DATA PROVIDED:
--------------------------------------------------

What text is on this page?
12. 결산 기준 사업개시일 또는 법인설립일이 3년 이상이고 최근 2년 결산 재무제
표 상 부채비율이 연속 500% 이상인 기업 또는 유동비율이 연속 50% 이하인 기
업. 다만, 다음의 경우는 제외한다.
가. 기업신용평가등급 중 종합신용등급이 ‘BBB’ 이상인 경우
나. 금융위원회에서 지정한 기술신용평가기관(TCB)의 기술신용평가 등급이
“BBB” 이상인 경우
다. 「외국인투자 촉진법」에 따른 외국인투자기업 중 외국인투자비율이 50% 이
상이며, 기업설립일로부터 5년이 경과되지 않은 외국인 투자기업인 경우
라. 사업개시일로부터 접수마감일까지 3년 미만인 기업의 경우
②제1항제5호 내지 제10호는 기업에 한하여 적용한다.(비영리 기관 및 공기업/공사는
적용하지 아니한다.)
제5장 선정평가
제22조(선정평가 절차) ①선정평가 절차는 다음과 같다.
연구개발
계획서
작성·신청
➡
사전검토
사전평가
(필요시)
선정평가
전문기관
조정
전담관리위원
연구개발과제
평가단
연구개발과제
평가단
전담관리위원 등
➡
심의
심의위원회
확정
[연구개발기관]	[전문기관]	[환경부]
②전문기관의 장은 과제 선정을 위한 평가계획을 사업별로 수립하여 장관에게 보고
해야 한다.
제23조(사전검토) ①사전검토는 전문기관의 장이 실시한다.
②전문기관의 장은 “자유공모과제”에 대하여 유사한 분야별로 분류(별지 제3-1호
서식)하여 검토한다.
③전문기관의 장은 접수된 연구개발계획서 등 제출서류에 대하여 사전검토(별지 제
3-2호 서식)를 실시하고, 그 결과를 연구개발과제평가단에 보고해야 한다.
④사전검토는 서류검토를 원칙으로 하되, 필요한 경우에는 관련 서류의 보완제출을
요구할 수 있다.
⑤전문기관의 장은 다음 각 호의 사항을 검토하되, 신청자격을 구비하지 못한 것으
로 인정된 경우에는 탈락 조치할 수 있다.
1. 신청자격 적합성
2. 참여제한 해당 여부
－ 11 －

--------------------------------------------------

INSTRUCTIONS FOR THE TASK:
Repeat the records above in full, character for character.

SOLUTION TO THIS PROBLEM:
What text is on this page?
12. 결산 기준 사업개시일 또는 법인설립일이 3년 이상이고 최근 2년 결산 재무제
표 상 부채비율이 연속 500% 이상인 기업 또는 유동비율이 연속 50% 이하인 기
업. 다만, 다음의 경우는 제외한다.
가. 기업신용평가등급 중 종합신용등급이 ‘BBB’ 이상인 경우
나. 금융위원회에서 지정한 기술신용평가기관(TCB)의 기술신용평가 등급이
“BBB” 이상인 경우
다. 「외국인투자 촉진법」에 따른 외국인투자기업 중 외국인투자비율이 50% 이
상이며, 기업설립일로부터 5년이 경과되지 않은 외국인 투자기업인 경우
라. 사업개시일로부터 접수마감일까지 3년 미만인 기업의 경우
②제1항제5호 내지 제10호는 기업에 한하여 적용한다.(비영리 기관 및 공기업/공사는
적용하지 아니한다.)
제5장 선정평가
제22조(선정평가 절차) ①선정평가 절차는 다음과 같다.
연구개발
계획서
작성·신청
➡
사전검토
사전평가
(필요시)
선정평가
전문기관
조정
전담관리위원
연구개발과제
평가단
연구개발과제
평가단
전담관리위원 등
➡
심의
심의위원회
확정
[연구개발기관]	[전문기관]	[환경부]
②전문기관의 장은 과제 선정을 위한 평가계획을 사업별로 수립하여 장관에게 보고
해야 한다.
제23조(사전검토) ①사전검토는 전문기관의 장이 실시한다.
②전문기관의 장은 “자유공모과제”에 대하여 유사한 분야별로 분류(별지 제3-1호
서식)하여 검토한다.
③전문기관의 장은 접수된 연구개발계획서 등 제출서류에 대하여 사전검토(별지 제
3-2호 서식)를 실시하고, 그 결과를 연구개발과제평가단에 보고해야 한다.
④사전검토는 서류검토를 원칙으로 하되, 필요한 경우에는 관련 서류의 보완제출을
요구할 수 있다.
⑤전문기관의 장은 다음 각 호의 사항을 검토하되, 신청자격을 구비하지 못한 것으
로 인정된 경우에는 탈락 조치할 수 있다.
1. 신청자격 적합성
2. 참여제한 해당 여부
－ 11 －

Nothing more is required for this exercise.